● **Exercise inputs**:
- - - - -

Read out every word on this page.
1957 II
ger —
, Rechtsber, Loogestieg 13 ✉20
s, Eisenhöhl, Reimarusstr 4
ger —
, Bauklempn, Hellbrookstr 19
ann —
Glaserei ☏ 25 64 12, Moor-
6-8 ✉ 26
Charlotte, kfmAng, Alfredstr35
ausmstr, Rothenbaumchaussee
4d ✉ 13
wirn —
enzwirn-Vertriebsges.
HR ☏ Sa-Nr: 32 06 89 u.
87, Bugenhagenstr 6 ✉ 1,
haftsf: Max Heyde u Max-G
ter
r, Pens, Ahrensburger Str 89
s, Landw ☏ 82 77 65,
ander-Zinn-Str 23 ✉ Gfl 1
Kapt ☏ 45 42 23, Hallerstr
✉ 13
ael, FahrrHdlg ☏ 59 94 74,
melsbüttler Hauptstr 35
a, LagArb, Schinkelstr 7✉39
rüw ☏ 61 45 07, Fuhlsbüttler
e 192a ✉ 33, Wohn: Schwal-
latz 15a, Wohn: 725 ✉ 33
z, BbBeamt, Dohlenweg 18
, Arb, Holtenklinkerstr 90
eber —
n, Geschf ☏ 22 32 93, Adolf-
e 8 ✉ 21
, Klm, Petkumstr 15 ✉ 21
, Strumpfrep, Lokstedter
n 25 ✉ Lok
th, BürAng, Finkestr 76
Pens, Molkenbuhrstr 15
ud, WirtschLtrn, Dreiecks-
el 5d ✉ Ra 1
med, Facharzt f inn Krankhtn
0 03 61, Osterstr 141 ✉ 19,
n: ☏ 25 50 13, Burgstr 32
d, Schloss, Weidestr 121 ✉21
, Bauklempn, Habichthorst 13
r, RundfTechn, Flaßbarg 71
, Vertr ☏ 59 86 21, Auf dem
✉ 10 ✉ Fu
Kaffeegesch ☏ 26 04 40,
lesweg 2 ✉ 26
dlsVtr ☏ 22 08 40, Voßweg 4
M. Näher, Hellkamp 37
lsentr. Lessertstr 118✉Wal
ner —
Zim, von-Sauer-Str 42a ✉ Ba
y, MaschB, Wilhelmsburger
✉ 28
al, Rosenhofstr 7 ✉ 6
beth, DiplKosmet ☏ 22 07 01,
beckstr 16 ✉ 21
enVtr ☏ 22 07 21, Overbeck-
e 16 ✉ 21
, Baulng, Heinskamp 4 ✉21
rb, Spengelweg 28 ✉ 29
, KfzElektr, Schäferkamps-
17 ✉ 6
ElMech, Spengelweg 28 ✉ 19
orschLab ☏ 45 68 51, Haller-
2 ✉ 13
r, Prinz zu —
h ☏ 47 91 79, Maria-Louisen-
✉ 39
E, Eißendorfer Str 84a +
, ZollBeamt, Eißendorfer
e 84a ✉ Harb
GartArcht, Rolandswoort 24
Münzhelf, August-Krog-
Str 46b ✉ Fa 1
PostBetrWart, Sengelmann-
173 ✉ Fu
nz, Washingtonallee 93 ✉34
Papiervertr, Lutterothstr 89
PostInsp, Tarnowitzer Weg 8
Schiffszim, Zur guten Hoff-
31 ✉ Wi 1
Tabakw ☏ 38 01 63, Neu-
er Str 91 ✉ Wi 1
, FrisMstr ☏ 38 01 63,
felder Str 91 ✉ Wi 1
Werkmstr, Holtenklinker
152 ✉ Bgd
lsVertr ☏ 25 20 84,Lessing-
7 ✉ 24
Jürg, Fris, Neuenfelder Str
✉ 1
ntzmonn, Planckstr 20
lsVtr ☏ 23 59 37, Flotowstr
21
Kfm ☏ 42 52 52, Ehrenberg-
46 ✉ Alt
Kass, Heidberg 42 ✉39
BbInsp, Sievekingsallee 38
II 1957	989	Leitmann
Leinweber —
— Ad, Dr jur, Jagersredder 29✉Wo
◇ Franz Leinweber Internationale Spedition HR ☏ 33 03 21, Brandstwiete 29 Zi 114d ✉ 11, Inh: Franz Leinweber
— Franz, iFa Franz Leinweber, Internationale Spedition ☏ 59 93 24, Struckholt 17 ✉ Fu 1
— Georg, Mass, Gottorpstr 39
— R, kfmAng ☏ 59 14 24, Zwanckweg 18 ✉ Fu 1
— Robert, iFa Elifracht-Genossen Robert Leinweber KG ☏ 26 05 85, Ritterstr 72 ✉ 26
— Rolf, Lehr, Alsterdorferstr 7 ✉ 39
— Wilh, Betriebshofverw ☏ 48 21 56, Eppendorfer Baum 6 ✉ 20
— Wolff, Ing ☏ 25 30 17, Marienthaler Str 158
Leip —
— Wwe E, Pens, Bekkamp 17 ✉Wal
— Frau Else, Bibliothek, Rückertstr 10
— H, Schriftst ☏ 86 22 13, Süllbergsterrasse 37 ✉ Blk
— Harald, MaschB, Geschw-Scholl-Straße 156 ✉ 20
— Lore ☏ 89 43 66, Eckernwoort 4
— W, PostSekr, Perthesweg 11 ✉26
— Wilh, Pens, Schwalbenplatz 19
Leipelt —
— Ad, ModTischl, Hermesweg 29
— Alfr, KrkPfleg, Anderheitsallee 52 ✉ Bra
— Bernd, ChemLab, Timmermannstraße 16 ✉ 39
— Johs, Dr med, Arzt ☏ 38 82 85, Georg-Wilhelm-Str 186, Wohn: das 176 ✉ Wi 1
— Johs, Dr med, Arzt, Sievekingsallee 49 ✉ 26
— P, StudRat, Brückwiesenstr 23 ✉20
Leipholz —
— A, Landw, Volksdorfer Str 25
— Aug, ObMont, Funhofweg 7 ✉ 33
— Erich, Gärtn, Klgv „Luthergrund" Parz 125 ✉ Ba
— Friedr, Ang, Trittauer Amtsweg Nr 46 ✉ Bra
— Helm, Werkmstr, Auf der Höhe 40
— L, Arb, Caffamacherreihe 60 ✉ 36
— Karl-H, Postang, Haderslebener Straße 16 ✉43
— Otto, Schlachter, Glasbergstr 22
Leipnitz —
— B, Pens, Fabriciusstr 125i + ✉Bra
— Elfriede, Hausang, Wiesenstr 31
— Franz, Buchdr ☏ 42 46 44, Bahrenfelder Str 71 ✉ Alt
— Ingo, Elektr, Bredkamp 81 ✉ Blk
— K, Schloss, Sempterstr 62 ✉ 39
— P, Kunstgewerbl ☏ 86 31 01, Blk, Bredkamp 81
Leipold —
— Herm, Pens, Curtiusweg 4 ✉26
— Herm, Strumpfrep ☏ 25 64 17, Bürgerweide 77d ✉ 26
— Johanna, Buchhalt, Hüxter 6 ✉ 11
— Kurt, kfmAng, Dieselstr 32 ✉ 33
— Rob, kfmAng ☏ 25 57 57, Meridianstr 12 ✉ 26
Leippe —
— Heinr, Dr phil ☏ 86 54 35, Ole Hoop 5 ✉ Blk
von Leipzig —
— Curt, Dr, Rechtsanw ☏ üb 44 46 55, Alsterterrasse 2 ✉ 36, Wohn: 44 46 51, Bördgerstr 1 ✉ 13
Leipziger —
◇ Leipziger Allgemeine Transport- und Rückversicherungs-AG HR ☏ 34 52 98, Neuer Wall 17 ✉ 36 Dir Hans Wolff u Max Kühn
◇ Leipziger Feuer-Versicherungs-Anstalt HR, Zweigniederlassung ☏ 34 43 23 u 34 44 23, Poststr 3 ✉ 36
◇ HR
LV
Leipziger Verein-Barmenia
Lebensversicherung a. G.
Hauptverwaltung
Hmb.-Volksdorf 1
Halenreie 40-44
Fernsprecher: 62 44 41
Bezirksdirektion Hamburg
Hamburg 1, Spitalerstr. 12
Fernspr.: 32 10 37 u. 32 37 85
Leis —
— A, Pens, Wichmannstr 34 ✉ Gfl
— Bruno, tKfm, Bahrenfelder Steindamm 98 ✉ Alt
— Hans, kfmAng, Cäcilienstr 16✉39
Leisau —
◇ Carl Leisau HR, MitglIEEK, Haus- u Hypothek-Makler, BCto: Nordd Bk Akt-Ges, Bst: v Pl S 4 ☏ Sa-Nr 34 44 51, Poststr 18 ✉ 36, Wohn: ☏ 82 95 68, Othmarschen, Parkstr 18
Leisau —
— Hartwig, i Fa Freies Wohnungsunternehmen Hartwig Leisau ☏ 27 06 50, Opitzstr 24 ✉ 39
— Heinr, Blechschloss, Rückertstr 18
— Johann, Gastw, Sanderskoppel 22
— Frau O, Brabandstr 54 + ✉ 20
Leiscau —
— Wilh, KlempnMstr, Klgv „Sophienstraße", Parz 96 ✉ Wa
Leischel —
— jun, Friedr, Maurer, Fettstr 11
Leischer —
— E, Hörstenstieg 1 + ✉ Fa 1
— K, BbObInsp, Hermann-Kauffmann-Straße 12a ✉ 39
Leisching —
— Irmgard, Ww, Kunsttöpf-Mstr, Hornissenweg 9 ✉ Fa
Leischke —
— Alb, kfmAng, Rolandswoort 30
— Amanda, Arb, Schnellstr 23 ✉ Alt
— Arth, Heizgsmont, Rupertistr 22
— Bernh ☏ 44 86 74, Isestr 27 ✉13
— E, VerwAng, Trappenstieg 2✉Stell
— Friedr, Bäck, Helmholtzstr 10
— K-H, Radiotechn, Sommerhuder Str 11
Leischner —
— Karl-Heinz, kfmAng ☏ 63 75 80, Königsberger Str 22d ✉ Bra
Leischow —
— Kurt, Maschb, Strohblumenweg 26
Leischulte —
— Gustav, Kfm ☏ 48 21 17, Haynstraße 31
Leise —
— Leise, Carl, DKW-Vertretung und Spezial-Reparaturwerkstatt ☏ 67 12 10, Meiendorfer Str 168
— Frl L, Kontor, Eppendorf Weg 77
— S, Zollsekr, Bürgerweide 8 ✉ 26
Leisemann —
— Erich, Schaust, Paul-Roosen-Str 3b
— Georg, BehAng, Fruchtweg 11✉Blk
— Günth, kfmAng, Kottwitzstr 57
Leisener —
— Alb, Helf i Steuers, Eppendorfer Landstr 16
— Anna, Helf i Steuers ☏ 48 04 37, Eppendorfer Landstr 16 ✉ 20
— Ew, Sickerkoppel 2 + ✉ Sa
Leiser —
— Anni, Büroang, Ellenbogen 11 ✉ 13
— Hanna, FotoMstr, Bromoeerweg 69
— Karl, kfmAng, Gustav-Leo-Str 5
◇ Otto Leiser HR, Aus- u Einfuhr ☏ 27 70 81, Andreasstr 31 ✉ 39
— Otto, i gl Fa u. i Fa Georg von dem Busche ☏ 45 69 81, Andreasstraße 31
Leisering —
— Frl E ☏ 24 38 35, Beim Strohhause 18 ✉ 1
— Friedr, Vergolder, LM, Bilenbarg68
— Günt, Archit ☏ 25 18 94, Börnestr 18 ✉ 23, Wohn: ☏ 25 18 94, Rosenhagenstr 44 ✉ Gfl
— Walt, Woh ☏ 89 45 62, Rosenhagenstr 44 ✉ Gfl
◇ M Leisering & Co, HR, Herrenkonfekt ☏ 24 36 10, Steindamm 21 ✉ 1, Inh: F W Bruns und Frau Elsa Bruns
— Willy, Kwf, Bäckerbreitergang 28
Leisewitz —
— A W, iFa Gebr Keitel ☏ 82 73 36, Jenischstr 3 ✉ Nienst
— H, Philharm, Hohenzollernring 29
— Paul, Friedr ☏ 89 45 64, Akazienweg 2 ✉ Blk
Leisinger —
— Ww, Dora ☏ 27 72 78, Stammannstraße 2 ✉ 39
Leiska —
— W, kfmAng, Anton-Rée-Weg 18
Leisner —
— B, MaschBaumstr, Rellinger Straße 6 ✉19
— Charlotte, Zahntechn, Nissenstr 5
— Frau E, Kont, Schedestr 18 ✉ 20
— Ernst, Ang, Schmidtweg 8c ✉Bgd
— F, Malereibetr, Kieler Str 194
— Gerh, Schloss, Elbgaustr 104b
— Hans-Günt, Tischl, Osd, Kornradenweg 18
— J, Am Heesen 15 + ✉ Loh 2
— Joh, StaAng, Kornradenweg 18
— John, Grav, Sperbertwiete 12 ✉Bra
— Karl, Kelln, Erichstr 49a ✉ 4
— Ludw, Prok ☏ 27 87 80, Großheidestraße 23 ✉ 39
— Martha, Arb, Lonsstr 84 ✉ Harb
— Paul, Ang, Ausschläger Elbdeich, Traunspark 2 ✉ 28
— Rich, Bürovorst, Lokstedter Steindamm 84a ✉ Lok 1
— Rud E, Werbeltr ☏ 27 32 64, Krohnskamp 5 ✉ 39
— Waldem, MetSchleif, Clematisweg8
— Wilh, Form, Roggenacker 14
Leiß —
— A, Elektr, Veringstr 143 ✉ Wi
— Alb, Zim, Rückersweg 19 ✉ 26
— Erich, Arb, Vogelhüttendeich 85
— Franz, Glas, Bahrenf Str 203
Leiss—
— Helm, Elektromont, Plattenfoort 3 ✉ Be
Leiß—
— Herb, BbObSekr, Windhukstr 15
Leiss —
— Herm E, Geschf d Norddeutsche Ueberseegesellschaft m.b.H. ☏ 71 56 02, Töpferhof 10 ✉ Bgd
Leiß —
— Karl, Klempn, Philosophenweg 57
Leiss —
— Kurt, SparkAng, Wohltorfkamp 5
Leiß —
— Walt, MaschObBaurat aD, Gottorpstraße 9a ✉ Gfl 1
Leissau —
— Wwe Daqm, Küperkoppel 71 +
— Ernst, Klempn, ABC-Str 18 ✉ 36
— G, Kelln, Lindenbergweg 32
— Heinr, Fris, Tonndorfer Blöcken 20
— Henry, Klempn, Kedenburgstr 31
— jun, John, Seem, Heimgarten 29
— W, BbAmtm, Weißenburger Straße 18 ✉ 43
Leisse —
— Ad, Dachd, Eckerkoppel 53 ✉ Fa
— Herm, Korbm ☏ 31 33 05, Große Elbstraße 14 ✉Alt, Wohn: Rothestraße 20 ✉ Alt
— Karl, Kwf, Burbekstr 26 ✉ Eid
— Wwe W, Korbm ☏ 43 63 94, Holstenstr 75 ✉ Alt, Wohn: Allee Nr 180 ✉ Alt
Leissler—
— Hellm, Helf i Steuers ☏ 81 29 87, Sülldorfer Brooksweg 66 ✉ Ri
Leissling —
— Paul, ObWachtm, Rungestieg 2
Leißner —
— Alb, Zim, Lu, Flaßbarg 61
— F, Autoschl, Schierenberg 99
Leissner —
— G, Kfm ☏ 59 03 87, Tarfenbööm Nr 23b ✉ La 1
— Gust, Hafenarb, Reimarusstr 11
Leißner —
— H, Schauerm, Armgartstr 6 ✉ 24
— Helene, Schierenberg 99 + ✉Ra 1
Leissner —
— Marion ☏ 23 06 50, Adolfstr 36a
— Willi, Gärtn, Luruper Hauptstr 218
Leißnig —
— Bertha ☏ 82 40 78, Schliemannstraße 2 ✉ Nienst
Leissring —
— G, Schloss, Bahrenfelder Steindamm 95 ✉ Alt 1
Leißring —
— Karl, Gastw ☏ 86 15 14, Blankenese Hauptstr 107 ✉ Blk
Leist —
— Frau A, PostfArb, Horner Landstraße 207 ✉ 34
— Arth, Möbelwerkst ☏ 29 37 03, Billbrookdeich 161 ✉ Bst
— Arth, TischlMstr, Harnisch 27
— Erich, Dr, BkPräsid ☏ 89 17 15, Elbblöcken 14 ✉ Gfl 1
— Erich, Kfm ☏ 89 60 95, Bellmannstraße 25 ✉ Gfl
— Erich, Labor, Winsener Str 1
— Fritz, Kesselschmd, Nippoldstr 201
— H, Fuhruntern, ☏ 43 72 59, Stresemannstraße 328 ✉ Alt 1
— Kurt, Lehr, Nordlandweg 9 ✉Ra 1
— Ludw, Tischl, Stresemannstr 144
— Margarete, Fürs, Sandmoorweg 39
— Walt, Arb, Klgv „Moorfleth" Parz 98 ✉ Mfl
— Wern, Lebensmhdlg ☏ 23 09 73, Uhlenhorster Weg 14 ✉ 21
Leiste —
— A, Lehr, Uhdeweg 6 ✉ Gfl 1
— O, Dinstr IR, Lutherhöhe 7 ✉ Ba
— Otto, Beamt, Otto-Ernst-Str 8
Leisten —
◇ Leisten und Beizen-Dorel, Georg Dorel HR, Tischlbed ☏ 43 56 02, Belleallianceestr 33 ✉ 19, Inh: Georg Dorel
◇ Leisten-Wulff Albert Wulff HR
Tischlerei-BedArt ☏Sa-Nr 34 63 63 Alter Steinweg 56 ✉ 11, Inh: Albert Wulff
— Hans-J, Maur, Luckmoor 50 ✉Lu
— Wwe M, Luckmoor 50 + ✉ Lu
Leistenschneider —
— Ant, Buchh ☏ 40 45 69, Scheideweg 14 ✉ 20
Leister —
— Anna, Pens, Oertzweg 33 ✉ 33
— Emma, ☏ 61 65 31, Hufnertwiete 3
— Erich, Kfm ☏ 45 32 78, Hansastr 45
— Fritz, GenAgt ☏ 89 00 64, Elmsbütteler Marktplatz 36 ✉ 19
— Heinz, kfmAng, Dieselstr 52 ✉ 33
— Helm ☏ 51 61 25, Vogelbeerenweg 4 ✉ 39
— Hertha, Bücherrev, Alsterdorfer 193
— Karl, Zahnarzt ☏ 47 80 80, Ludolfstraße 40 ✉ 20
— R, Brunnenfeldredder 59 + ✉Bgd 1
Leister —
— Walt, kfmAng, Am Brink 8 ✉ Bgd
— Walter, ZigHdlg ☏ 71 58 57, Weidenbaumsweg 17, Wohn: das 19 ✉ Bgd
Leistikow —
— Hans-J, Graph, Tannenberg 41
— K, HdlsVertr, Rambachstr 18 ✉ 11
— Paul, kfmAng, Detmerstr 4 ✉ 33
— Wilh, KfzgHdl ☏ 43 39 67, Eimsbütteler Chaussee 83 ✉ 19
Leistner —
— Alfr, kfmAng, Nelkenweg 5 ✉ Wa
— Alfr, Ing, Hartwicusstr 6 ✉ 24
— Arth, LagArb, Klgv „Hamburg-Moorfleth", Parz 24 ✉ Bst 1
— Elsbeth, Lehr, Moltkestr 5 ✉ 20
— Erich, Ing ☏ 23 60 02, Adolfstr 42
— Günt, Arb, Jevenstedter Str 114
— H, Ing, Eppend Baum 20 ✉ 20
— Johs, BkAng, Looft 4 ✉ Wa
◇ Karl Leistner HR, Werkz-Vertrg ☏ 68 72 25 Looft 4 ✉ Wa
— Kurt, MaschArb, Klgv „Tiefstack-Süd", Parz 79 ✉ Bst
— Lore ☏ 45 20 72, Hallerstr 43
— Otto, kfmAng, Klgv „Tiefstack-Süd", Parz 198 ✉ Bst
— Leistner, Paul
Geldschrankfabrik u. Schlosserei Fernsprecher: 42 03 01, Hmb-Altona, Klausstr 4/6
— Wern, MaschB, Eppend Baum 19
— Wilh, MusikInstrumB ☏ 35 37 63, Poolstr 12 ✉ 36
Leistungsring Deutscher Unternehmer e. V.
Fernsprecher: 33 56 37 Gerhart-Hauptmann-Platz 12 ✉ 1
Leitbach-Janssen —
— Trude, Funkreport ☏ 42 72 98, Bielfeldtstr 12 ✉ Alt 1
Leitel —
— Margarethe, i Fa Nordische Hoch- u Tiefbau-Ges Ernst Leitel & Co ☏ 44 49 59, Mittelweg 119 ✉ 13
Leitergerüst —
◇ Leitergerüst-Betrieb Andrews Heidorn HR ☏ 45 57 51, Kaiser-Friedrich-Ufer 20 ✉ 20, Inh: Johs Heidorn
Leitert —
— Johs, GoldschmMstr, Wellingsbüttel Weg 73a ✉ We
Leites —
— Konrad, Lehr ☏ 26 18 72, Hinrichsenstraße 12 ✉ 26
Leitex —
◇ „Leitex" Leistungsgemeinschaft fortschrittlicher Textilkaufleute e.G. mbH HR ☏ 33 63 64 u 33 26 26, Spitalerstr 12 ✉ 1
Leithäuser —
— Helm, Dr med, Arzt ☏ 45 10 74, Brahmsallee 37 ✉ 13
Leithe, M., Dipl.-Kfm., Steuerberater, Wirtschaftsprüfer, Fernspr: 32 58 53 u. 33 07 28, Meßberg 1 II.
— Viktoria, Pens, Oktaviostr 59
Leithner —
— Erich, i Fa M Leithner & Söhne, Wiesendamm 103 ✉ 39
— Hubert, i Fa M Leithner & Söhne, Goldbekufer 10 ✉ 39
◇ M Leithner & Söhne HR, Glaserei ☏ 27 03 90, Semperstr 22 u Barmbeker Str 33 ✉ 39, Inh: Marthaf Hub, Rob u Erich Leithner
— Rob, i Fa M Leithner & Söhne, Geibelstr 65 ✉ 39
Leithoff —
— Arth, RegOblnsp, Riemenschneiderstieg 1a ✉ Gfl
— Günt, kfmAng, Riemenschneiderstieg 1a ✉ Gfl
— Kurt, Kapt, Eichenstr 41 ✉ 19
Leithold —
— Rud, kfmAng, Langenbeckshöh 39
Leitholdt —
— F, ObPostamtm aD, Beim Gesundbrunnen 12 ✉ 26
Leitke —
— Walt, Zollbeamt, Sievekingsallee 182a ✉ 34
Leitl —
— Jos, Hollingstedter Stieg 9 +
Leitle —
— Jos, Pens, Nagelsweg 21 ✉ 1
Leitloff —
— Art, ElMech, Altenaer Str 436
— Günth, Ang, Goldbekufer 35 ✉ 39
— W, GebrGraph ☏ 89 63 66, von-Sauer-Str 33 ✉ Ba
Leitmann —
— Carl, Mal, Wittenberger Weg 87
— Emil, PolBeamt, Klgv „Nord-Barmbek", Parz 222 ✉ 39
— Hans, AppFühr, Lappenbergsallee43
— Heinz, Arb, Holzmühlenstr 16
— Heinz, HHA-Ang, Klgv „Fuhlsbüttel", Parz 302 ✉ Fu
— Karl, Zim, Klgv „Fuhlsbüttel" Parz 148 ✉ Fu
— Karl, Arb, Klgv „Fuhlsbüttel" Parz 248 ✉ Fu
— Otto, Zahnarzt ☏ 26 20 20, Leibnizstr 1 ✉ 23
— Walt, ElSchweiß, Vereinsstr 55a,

- - - - -

● **Aim of the task**:
Return, from the data, each line that has the word "Poststr" in it.

● **The output**:
◇ Leipziger Feuer-Versicherungs-Anstalt HR, Zweigniederlassung ☏ 34 43 23 u 34 44 23, Poststr 3 ✉ 36
◇ Carl Leisau HR, MitglIEEK, Haus- u Hypothek-Makler, BCto: Nordd Bk Akt-Ges, Bst: v Pl S 4 ☏ Sa-Nr 34 44 51, Poststr 18 ✉ 36, Wohn: ☏ 82 95 68, Othmarschen, Parkstr 18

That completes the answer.